==== Material for this exercise

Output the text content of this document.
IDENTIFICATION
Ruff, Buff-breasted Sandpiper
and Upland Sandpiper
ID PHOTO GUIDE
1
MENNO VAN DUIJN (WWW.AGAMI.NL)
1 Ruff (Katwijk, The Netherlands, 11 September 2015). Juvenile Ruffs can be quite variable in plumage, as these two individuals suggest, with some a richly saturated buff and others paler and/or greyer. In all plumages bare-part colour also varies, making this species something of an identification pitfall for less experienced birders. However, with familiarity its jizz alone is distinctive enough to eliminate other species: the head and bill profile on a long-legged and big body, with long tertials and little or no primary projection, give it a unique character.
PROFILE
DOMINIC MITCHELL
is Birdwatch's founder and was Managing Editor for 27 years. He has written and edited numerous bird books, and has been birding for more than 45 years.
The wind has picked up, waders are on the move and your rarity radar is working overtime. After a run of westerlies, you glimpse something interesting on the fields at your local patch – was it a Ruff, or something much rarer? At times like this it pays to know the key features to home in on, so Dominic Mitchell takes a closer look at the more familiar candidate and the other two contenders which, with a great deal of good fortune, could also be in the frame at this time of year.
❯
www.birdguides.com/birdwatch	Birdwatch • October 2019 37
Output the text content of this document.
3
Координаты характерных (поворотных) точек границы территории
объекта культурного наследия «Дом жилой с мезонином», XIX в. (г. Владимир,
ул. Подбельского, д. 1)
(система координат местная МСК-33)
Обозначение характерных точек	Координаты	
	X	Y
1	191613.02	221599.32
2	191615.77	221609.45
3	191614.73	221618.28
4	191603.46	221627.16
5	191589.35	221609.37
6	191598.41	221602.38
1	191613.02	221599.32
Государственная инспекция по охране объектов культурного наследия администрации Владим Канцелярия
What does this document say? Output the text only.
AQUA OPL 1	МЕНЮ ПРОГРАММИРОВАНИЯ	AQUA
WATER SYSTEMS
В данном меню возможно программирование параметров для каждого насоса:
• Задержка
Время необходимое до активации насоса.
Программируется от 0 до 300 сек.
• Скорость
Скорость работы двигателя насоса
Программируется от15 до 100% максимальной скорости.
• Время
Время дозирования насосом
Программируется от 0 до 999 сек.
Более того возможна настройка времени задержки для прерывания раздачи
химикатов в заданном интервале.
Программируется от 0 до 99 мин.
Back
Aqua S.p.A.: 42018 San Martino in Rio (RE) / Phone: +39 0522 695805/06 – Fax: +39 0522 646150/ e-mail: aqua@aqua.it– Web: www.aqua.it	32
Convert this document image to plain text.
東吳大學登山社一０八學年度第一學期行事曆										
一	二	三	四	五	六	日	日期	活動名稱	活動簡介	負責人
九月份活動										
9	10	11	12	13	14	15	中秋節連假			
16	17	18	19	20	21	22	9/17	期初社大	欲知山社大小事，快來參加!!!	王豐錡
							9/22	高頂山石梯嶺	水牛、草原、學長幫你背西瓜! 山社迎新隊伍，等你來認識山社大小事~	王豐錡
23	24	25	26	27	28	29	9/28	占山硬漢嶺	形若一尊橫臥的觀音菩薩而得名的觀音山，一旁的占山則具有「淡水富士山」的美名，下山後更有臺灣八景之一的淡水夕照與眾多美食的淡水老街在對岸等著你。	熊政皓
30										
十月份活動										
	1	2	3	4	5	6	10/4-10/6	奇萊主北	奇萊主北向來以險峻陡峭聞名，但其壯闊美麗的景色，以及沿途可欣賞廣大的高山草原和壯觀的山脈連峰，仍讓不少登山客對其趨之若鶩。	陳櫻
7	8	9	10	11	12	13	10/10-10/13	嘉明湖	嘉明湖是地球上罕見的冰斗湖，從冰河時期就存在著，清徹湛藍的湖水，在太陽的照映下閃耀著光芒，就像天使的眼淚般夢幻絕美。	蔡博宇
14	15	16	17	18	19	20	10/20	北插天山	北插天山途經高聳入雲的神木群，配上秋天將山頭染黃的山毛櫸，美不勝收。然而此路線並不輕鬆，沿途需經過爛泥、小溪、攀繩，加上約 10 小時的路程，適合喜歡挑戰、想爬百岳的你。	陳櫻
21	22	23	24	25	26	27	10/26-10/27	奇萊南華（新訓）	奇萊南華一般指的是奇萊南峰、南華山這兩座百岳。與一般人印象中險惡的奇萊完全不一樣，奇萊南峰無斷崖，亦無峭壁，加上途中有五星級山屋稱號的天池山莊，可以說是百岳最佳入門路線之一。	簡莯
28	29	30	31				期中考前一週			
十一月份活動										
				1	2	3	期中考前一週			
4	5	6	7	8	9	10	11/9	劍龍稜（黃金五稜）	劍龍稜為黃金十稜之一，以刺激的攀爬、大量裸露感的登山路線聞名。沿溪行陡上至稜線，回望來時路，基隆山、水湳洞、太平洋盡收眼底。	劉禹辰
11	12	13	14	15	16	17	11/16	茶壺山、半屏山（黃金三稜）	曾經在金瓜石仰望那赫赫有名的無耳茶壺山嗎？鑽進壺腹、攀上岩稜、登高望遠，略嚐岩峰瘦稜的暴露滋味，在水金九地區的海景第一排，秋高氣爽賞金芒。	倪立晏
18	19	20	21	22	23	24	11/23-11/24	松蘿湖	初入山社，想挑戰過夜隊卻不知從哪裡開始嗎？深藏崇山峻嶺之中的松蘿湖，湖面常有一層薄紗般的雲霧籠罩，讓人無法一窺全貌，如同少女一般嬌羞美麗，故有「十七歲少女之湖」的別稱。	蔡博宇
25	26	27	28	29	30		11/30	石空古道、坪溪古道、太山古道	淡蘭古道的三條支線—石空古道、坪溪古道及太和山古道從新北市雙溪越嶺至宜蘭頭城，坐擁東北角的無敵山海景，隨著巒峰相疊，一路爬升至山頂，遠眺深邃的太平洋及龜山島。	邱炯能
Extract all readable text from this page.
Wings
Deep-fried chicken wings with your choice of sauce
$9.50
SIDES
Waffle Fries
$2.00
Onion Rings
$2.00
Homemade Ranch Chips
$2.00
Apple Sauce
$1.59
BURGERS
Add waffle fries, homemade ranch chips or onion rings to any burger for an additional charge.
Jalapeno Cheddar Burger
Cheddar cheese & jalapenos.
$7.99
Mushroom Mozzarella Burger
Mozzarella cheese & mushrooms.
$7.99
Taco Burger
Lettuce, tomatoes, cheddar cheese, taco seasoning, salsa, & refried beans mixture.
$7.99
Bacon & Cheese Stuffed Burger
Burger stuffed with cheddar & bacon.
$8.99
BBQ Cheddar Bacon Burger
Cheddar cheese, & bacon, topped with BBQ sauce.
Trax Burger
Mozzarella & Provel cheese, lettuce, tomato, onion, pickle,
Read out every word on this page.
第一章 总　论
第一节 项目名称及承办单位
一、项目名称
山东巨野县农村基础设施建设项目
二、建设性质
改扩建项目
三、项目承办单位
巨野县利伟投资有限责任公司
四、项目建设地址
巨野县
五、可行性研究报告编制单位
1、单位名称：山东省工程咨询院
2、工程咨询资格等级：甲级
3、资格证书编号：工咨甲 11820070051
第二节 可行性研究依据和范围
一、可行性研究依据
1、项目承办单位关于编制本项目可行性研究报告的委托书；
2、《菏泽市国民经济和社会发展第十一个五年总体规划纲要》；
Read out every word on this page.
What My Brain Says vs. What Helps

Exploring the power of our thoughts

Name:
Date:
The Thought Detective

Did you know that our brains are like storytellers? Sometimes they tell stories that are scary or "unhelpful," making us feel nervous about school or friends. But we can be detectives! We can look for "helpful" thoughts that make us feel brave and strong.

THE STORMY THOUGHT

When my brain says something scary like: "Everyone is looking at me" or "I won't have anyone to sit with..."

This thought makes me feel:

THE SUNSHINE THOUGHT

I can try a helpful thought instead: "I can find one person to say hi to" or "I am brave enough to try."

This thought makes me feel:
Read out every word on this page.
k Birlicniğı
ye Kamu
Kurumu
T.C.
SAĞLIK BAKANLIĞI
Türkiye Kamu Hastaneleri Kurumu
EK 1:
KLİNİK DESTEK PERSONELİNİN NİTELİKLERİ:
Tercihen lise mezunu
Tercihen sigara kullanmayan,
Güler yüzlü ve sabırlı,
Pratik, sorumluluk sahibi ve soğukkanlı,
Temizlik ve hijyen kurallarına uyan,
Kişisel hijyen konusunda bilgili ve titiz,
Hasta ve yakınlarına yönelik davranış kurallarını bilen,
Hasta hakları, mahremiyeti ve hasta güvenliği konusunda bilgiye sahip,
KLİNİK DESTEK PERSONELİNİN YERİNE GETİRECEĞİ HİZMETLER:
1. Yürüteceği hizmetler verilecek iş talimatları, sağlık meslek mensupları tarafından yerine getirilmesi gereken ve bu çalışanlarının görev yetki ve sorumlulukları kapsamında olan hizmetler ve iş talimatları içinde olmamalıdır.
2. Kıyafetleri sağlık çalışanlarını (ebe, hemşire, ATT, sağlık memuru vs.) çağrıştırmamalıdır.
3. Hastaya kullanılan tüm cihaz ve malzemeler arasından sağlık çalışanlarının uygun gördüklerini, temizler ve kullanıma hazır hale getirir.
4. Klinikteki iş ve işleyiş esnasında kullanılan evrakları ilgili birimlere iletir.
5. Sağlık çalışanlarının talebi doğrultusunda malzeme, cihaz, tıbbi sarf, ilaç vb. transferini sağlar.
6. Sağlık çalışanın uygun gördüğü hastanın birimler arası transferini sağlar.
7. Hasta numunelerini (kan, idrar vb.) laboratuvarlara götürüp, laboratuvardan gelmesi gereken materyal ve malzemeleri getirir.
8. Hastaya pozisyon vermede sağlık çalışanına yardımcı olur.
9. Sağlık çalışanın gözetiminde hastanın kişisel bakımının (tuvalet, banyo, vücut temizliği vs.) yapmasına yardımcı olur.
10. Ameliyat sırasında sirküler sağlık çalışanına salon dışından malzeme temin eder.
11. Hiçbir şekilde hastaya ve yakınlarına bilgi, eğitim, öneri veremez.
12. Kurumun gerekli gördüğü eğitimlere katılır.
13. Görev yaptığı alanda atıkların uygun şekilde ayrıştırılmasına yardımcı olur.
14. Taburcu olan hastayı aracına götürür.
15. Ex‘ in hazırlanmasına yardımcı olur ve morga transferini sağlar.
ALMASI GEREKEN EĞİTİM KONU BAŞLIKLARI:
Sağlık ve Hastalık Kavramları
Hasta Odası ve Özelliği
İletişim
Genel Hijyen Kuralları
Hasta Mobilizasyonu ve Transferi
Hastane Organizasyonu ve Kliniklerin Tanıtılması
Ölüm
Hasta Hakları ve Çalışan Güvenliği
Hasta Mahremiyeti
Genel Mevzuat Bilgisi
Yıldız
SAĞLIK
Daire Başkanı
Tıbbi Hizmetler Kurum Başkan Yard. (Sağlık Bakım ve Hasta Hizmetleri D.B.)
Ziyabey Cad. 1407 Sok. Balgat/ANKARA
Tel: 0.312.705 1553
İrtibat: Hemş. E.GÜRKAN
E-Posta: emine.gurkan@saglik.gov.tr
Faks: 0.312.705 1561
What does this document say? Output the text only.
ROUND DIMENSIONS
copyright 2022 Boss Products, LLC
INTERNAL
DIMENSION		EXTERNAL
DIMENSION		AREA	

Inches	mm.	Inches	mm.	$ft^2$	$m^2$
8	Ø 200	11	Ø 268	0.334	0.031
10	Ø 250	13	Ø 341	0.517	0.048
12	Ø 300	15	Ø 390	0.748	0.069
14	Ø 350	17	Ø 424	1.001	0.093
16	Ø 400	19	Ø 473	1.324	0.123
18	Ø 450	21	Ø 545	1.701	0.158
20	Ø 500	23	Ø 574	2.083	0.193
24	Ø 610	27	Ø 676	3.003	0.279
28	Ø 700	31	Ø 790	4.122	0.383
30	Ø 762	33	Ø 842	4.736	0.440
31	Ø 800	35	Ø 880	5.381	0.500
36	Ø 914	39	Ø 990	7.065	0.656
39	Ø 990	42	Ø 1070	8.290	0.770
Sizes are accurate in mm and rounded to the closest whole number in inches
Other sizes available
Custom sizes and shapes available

========

Exercise description = Above are some records. Report the number of their lines that include "kullanılan", and add nothing else.

Task solution = 2